■ **EXERCISE DETAILS**
Find the line with "What data populates", then retype it and each later line through the last, exactly. Leave out pictures.

■ **RECORDS FOR THIS TASK**

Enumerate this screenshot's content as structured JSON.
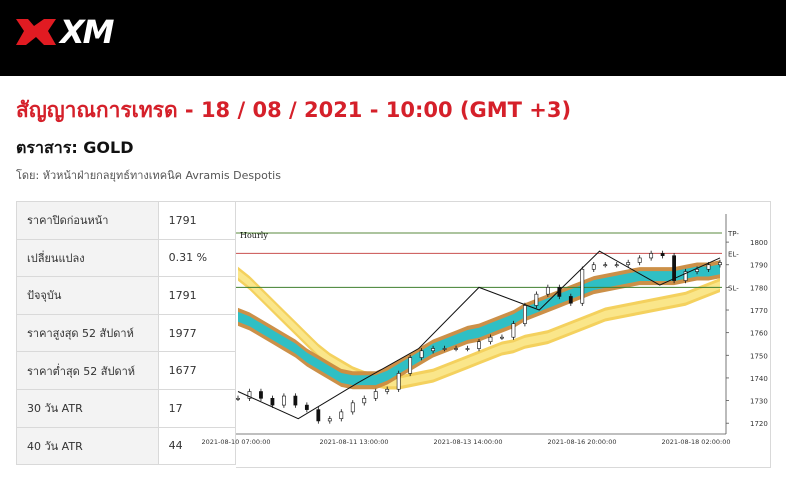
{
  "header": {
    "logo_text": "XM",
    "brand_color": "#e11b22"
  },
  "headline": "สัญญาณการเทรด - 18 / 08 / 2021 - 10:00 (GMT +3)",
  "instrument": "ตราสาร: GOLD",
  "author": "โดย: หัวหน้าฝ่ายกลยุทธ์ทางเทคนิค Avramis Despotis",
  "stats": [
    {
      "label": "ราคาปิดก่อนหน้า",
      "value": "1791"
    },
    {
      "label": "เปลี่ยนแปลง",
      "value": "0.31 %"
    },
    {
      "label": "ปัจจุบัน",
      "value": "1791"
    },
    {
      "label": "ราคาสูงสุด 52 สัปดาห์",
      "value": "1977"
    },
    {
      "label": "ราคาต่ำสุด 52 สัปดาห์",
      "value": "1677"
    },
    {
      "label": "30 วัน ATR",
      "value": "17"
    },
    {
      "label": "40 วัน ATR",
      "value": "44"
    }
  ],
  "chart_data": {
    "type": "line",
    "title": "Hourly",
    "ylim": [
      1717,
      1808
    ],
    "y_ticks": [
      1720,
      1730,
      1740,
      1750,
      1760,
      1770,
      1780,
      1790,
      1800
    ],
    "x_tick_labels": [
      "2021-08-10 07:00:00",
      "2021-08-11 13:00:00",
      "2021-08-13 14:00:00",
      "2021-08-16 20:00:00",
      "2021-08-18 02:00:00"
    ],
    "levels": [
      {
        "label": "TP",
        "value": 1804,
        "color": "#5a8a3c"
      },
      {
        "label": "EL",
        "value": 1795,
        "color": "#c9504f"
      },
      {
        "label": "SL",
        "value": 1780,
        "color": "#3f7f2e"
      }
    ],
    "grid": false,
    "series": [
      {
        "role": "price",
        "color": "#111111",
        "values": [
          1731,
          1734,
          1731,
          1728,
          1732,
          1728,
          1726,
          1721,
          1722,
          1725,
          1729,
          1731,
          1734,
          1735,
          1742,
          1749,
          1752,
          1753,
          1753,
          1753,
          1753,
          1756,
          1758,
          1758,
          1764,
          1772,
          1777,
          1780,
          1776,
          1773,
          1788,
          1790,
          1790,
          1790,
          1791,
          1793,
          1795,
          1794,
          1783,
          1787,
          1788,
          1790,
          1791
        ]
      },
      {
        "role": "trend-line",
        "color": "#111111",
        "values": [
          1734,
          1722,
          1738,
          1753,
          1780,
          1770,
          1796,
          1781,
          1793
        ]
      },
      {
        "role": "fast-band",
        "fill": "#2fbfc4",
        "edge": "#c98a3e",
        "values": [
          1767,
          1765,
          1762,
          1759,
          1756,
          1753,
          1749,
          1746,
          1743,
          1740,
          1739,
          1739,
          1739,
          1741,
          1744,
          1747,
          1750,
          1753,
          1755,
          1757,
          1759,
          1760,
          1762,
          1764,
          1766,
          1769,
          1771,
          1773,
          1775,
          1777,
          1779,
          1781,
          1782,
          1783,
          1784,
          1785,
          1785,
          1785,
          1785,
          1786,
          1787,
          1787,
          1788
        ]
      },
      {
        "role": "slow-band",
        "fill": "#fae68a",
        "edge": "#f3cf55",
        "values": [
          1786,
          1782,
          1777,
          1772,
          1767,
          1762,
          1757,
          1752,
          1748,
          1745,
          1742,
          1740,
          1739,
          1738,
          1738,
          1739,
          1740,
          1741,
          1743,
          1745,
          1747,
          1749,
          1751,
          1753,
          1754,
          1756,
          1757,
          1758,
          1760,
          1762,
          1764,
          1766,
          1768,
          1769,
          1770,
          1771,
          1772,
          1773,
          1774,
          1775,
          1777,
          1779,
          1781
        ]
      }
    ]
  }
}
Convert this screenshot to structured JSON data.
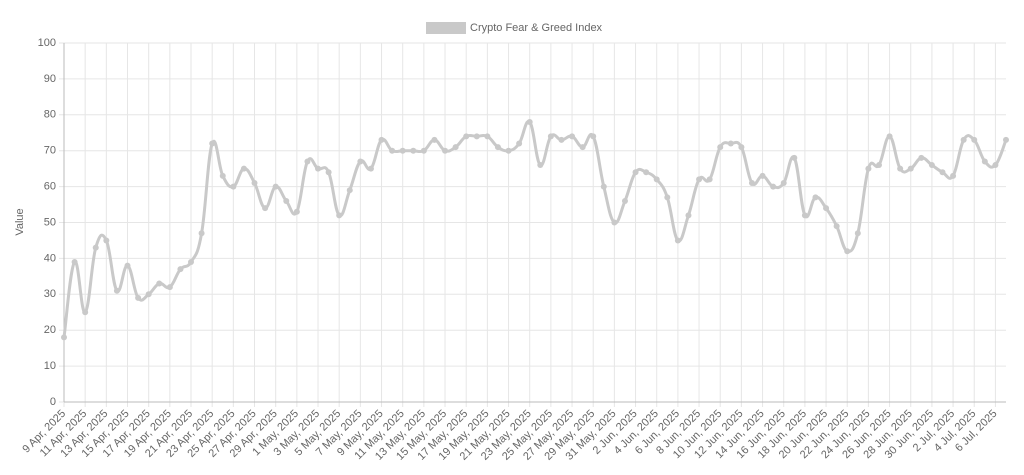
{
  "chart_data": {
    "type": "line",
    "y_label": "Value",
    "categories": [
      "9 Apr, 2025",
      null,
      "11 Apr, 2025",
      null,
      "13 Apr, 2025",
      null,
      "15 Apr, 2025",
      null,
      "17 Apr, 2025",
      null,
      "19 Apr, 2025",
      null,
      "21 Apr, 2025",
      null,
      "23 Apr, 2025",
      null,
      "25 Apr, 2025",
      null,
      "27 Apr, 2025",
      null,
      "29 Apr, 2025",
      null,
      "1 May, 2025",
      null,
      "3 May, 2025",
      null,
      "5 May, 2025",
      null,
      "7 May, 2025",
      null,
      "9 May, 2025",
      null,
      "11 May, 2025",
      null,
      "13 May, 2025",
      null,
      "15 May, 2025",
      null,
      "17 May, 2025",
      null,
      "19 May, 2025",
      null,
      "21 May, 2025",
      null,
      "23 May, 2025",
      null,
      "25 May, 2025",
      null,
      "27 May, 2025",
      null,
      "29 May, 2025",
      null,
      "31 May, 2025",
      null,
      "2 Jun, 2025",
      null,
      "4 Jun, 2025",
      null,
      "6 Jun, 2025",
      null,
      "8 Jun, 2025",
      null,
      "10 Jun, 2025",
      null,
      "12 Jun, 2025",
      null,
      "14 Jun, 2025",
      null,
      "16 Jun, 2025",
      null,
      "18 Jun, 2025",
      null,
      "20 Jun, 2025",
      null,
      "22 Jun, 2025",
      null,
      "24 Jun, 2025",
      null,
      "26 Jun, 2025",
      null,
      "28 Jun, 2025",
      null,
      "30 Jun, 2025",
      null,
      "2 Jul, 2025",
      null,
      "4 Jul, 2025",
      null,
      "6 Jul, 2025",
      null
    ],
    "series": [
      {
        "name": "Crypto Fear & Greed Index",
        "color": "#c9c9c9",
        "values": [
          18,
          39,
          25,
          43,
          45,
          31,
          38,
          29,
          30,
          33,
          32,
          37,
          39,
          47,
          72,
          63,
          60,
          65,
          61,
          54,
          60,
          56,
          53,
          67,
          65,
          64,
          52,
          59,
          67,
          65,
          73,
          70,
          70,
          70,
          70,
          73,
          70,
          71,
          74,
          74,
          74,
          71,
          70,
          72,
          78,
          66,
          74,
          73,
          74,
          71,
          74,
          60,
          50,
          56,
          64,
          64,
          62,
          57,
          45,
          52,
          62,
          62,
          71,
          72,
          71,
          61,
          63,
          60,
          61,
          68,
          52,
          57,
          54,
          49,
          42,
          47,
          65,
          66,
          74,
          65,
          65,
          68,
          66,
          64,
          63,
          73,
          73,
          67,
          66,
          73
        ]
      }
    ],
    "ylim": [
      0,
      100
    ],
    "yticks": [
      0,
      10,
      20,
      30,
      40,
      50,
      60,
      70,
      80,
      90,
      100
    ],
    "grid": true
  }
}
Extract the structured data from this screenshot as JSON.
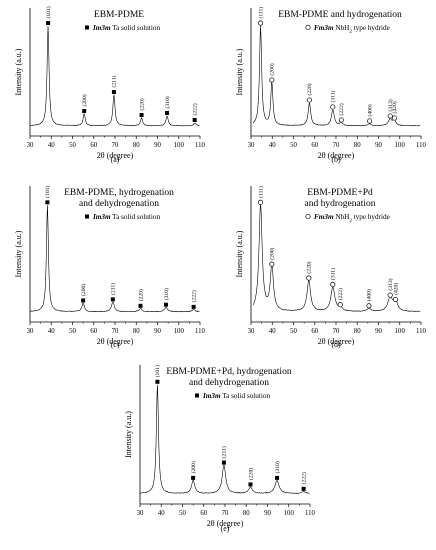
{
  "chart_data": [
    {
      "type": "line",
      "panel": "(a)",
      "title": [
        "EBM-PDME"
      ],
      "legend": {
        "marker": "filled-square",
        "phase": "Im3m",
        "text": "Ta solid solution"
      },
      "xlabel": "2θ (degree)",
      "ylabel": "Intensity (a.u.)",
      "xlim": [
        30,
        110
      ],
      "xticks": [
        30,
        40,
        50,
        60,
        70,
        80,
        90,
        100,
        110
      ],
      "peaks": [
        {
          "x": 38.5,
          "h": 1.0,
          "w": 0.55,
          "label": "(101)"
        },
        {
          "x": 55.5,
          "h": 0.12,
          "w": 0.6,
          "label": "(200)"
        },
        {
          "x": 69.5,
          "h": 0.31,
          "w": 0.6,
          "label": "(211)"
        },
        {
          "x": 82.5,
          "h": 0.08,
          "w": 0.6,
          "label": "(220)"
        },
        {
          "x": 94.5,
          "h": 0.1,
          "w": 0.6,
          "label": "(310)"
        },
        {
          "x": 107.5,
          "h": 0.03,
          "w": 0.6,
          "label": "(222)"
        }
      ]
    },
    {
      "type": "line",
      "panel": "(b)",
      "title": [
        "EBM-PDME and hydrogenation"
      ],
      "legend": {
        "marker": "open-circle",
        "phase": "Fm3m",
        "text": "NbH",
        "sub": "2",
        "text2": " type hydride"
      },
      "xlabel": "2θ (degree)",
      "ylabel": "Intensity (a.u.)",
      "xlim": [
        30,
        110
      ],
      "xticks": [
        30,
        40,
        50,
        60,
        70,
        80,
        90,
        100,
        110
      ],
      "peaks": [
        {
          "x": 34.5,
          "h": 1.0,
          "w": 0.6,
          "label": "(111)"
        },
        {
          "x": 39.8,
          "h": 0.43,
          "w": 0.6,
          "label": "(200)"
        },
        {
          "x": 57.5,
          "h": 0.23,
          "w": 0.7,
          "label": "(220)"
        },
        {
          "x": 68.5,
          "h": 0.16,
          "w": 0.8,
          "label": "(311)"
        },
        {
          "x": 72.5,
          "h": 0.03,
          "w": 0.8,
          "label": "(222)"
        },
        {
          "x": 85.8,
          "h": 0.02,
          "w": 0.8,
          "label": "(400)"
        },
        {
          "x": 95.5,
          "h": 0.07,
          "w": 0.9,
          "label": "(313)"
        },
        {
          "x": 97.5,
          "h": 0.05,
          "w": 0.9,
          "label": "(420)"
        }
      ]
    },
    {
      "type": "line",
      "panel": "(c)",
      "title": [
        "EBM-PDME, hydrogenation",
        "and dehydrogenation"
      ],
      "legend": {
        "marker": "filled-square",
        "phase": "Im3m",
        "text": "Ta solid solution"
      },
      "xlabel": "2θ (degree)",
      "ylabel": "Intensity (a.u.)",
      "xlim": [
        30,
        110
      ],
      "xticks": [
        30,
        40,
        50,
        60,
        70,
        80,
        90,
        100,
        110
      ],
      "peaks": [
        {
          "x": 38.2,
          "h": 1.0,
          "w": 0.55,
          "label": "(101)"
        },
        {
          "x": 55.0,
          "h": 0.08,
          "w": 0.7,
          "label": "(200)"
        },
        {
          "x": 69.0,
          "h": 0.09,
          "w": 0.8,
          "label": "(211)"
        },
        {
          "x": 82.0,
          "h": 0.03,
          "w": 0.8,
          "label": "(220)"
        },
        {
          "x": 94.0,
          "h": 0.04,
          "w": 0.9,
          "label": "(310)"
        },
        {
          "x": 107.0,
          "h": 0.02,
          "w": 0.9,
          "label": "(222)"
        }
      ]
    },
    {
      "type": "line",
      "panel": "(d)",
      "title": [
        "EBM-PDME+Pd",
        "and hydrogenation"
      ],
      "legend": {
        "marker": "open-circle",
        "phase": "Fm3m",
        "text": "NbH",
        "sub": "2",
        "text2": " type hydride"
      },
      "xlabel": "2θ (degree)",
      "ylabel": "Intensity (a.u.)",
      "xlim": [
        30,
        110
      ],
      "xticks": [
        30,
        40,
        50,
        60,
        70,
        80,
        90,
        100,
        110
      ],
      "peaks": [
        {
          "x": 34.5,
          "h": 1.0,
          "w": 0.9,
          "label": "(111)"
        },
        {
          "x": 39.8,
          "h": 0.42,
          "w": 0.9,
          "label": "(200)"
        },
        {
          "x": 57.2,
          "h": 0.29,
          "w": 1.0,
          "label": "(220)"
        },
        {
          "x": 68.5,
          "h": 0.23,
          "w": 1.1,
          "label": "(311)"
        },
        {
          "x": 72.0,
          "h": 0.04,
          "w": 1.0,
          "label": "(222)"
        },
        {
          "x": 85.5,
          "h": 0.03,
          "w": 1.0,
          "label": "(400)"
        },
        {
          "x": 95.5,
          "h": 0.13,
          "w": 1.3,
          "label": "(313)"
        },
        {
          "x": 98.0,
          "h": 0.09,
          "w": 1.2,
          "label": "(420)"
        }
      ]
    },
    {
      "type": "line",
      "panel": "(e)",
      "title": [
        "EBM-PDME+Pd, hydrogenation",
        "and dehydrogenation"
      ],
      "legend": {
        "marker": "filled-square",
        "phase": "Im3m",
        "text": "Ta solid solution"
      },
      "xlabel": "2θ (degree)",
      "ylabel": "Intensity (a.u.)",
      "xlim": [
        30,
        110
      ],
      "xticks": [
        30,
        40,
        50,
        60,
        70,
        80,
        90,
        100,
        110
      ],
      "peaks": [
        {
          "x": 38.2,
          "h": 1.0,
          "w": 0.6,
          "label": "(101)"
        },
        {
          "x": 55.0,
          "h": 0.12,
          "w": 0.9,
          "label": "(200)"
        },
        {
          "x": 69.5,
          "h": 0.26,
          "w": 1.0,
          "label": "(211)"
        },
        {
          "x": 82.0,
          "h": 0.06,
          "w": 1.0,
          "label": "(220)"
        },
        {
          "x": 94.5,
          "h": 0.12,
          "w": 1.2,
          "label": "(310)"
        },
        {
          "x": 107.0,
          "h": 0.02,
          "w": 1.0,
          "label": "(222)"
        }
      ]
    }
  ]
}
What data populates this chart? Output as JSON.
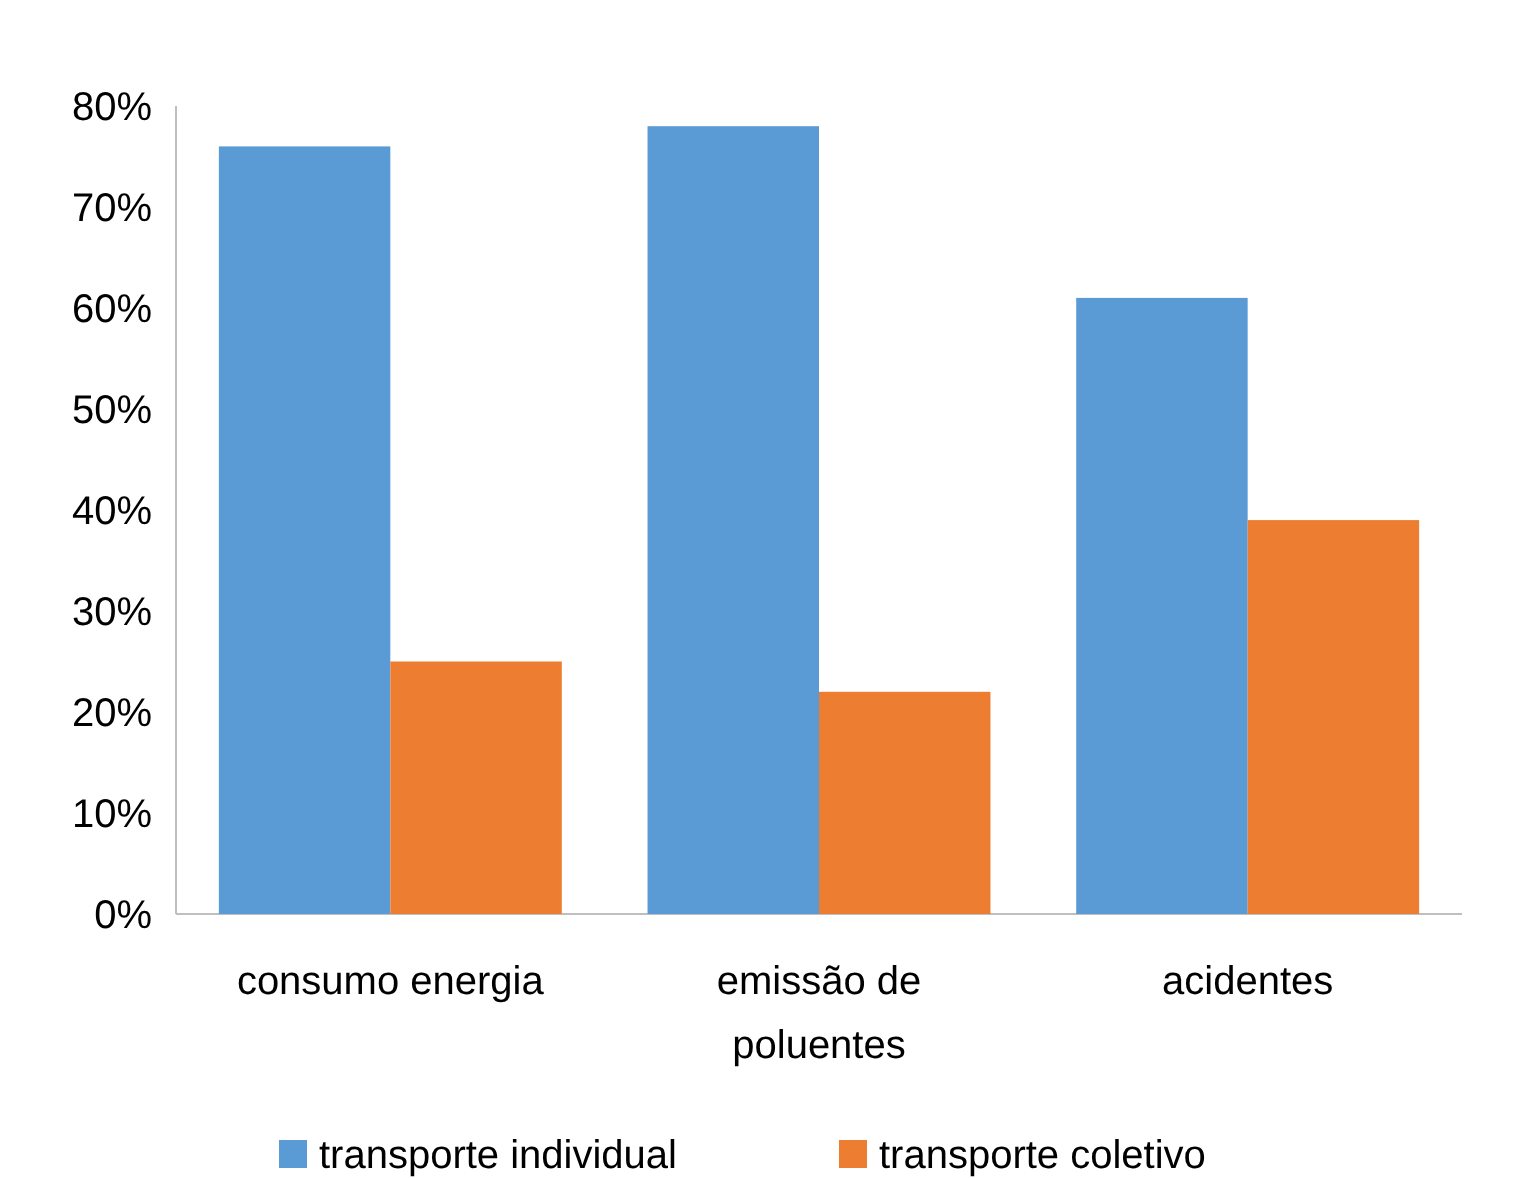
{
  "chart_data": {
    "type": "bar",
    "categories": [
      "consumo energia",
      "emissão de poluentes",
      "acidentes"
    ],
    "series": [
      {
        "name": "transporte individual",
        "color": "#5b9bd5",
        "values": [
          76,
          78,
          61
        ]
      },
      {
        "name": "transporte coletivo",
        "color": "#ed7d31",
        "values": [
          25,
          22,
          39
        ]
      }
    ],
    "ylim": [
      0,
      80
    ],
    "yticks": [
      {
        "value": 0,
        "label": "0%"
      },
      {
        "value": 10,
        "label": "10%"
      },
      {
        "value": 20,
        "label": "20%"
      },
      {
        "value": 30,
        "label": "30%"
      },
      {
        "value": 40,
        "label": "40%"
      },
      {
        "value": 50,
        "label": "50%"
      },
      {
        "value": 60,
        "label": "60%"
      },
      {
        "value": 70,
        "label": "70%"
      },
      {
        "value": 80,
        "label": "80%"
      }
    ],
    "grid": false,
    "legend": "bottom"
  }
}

■ **EXERCISE RESULT**
What data populates this chart? Output as JSON.
{
  "chart_data": {
    "type": "bar",
    "categories": [
      "consumo energia",
      "emissão de poluentes",
      "acidentes"
    ],
    "series": [
      {
        "name": "transporte individual",
        "color": "#5b9bd5",
        "values": [
          76,
          78,
          61
        ]
      },
      {
        "name": "transporte coletivo",
        "color": "#ed7d31",
        "values": [
          25,
          22,
          39
        ]
      }
    ],
    "ylim": [
      0,
      80
    ],
    "yticks": [
      {
        "value": 0,
        "label": "0%"
      },
      {
        "value": 10,
        "label": "10%"
      },
      {
        "value": 20,
        "label": "20%"
      },
      {
        "value": 30,
        "label": "30%"
      },
      {
        "value": 40,
        "label": "40%"
      },
      {
        "value": 50,
        "label": "50%"
      },
      {
        "value": 60,
        "label": "60%"
      },
      {
        "value": 70,
        "label": "70%"
      },
      {
        "value": 80,
        "label": "80%"
      }
    ],
    "grid": false,
    "legend": "bottom"
  }
}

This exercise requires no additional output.